Short task: Copy every line, leaving nothing out and adding nothing.

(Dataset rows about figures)
[start]

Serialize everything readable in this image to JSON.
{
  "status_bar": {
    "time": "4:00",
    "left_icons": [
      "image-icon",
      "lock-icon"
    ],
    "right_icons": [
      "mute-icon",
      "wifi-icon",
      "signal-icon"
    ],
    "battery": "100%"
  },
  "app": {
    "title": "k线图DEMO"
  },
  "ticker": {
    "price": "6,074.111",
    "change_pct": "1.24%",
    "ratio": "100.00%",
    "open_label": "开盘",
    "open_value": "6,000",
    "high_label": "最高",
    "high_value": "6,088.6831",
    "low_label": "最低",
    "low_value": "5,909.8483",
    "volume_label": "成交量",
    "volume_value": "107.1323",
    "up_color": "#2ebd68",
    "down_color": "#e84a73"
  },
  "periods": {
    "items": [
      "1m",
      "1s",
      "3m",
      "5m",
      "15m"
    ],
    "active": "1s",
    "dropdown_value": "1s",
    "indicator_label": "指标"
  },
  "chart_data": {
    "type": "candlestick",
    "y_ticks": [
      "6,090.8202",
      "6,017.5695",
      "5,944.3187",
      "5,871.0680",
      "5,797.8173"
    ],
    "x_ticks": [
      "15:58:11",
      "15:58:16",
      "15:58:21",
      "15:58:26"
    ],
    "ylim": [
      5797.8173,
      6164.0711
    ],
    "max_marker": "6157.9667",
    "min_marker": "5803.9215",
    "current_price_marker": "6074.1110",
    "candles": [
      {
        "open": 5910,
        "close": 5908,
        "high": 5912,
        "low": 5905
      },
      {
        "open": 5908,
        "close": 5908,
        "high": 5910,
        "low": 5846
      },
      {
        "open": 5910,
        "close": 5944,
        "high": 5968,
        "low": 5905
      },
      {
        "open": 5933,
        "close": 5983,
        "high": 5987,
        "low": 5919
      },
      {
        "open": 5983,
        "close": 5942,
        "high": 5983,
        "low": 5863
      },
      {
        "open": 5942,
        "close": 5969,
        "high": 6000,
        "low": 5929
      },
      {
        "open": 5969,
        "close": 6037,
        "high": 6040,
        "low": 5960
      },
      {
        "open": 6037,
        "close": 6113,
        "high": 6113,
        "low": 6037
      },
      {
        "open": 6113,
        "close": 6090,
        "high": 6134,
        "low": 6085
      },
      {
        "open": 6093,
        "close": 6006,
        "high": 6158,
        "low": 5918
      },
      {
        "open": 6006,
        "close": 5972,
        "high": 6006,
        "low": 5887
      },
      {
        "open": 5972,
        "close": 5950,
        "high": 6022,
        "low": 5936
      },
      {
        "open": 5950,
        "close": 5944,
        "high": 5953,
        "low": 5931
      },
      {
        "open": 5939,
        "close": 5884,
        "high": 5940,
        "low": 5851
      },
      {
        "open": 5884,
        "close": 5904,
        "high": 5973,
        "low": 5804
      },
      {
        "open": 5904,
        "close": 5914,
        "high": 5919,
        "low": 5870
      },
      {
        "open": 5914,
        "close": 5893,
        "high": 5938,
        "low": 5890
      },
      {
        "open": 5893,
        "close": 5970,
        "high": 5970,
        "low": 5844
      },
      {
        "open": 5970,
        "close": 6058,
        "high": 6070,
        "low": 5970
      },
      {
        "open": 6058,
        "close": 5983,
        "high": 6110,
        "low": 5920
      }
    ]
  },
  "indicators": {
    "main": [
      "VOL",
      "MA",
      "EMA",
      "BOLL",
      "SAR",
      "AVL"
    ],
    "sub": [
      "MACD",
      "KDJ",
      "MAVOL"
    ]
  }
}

[end]

The completed task:
Serialize everything readable in this image to JSON.
{
  "status_bar": {
    "time": "4:00",
    "left_icons": [
      "image-icon",
      "lock-icon"
    ],
    "right_icons": [
      "mute-icon",
      "wifi-icon",
      "signal-icon"
    ],
    "battery": "100%"
  },
  "app": {
    "title": "k线图DEMO"
  },
  "ticker": {
    "price": "6,074.111",
    "change_pct": "1.24%",
    "ratio": "100.00%",
    "open_label": "开盘",
    "open_value": "6,000",
    "high_label": "最高",
    "high_value": "6,088.6831",
    "low_label": "最低",
    "low_value": "5,909.8483",
    "volume_label": "成交量",
    "volume_value": "107.1323",
    "up_color": "#2ebd68",
    "down_color": "#e84a73"
  },
  "periods": {
    "items": [
      "1m",
      "1s",
      "3m",
      "5m",
      "15m"
    ],
    "active": "1s",
    "dropdown_value": "1s",
    "indicator_label": "指标"
  },
  "chart_data": {
    "type": "candlestick",
    "y_ticks": [
      "6,090.8202",
      "6,017.5695",
      "5,944.3187",
      "5,871.0680",
      "5,797.8173"
    ],
    "x_ticks": [
      "15:58:11",
      "15:58:16",
      "15:58:21",
      "15:58:26"
    ],
    "ylim": [
      5797.8173,
      6164.0711
    ],
    "max_marker": "6157.9667",
    "min_marker": "5803.9215",
    "current_price_marker": "6074.1110",
    "candles": [
      {
        "open": 5910,
        "close": 5908,
        "high": 5912,
        "low": 5905
      },
      {
        "open": 5908,
        "close": 5908,
        "high": 5910,
        "low": 5846
      },
      {
        "open": 5910,
        "close": 5944,
        "high": 5968,
        "low": 5905
      },
      {
        "open": 5933,
        "close": 5983,
        "high": 5987,
        "low": 5919
      },
      {
        "open": 5983,
        "close": 5942,
        "high": 5983,
        "low": 5863
      },
      {
        "open": 5942,
        "close": 5969,
        "high": 6000,
        "low": 5929
      },
      {
        "open": 5969,
        "close": 6037,
        "high": 6040,
        "low": 5960
      },
      {
        "open": 6037,
        "close": 6113,
        "high": 6113,
        "low": 6037
      },
      {
        "open": 6113,
        "close": 6090,
        "high": 6134,
        "low": 6085
      },
      {
        "open": 6093,
        "close": 6006,
        "high": 6158,
        "low": 5918
      },
      {
        "open": 6006,
        "close": 5972,
        "high": 6006,
        "low": 5887
      },
      {
        "open": 5972,
        "close": 5950,
        "high": 6022,
        "low": 5936
      },
      {
        "open": 5950,
        "close": 5944,
        "high": 5953,
        "low": 5931
      },
      {
        "open": 5939,
        "close": 5884,
        "high": 5940,
        "low": 5851
      },
      {
        "open": 5884,
        "close": 5904,
        "high": 5973,
        "low": 5804
      },
      {
        "open": 5904,
        "close": 5914,
        "high": 5919,
        "low": 5870
      },
      {
        "open": 5914,
        "close": 5893,
        "high": 5938,
        "low": 5890
      },
      {
        "open": 5893,
        "close": 5970,
        "high": 5970,
        "low": 5844
      },
      {
        "open": 5970,
        "close": 6058,
        "high": 6070,
        "low": 5970
      },
      {
        "open": 6058,
        "close": 5983,
        "high": 6110,
        "low": 5920
      }
    ]
  },
  "indicators": {
    "main": [
      "VOL",
      "MA",
      "EMA",
      "BOLL",
      "SAR",
      "AVL"
    ],
    "sub": [
      "MACD",
      "KDJ",
      "MAVOL"
    ]
  }
}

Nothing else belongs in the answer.